--- GIVEN EXERCISE ---
Please reproduce every record, keeping each one exactly as written.

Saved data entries

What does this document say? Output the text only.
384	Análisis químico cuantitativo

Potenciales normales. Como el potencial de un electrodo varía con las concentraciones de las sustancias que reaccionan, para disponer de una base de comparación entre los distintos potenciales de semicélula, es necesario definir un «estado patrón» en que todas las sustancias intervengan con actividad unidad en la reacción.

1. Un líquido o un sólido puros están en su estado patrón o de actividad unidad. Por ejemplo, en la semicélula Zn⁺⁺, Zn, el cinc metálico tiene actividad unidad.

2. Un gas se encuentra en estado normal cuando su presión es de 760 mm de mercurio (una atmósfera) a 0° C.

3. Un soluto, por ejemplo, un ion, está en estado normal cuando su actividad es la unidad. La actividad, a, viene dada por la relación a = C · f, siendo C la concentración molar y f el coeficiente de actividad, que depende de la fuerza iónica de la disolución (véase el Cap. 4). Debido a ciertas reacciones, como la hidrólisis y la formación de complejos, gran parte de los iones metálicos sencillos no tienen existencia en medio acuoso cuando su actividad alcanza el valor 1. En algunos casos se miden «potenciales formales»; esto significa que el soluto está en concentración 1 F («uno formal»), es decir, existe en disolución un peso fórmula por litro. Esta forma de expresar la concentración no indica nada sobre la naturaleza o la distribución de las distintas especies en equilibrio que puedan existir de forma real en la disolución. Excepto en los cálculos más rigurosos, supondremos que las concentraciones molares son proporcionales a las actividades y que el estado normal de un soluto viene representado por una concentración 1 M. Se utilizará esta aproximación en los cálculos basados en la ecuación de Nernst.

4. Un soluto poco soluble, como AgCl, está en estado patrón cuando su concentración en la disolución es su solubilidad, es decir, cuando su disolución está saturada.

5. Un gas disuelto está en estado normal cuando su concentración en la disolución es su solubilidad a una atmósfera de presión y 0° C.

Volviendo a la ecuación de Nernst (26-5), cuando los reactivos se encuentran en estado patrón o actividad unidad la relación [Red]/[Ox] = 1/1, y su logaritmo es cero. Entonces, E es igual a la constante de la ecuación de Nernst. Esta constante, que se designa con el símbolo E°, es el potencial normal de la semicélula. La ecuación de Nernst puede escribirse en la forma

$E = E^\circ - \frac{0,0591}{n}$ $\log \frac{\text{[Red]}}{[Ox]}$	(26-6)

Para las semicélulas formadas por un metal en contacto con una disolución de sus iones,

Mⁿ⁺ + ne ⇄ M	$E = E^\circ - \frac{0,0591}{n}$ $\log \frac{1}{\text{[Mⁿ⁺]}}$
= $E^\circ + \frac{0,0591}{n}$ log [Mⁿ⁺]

--- TASK RESPONSE ---
What does this document say? Output the text only.
384	Análisis químico cuantitativo

Potenciales normales. Como el potencial de un electrodo varía con las concentraciones de las sustancias que reaccionan, para disponer de una base de comparación entre los distintos potenciales de semicélula, es necesario definir un «estado patrón» en que todas las sustancias intervengan con actividad unidad en la reacción.

1. Un líquido o un sólido puros están en su estado patrón o de actividad unidad. Por ejemplo, en la semicélula Zn⁺⁺, Zn, el cinc metálico tiene actividad unidad.

2. Un gas se encuentra en estado normal cuando su presión es de 760 mm de mercurio (una atmósfera) a 0° C.

3. Un soluto, por ejemplo, un ion, está en estado normal cuando su actividad es la unidad. La actividad, a, viene dada por la relación a = C · f, siendo C la concentración molar y f el coeficiente de actividad, que depende de la fuerza iónica de la disolución (véase el Cap. 4). Debido a ciertas reacciones, como la hidrólisis y la formación de complejos, gran parte de los iones metálicos sencillos no tienen existencia en medio acuoso cuando su actividad alcanza el valor 1. En algunos casos se miden «potenciales formales»; esto significa que el soluto está en concentración 1 F («uno formal»), es decir, existe en disolución un peso fórmula por litro. Esta forma de expresar la concentración no indica nada sobre la naturaleza o la distribución de las distintas especies en equilibrio que puedan existir de forma real en la disolución. Excepto en los cálculos más rigurosos, supondremos que las concentraciones molares son proporcionales a las actividades y que el estado normal de un soluto viene representado por una concentración 1 M. Se utilizará esta aproximación en los cálculos basados en la ecuación de Nernst.

4. Un soluto poco soluble, como AgCl, está en estado patrón cuando su concentración en la disolución es su solubilidad, es decir, cuando su disolución está saturada.

5. Un gas disuelto está en estado normal cuando su concentración en la disolución es su solubilidad a una atmósfera de presión y 0° C.

Volviendo a la ecuación de Nernst (26-5), cuando los reactivos se encuentran en estado patrón o actividad unidad la relación [Red]/[Ox] = 1/1, y su logaritmo es cero. Entonces, E es igual a la constante de la ecuación de Nernst. Esta constante, que se designa con el símbolo E°, es el potencial normal de la semicélula. La ecuación de Nernst puede escribirse en la forma

$E = E^\circ - \frac{0,0591}{n}$ $\log \frac{\text{[Red]}}{[Ox]}$	(26-6)

Para las semicélulas formadas por un metal en contacto con una disolución de sus iones,

Mⁿ⁺ + ne ⇄ M	$E = E^\circ - \frac{0,0591}{n}$ $\log \frac{1}{\text{[Mⁿ⁺]}}$
= $E^\circ + \frac{0,0591}{n}$ log [Mⁿ⁺]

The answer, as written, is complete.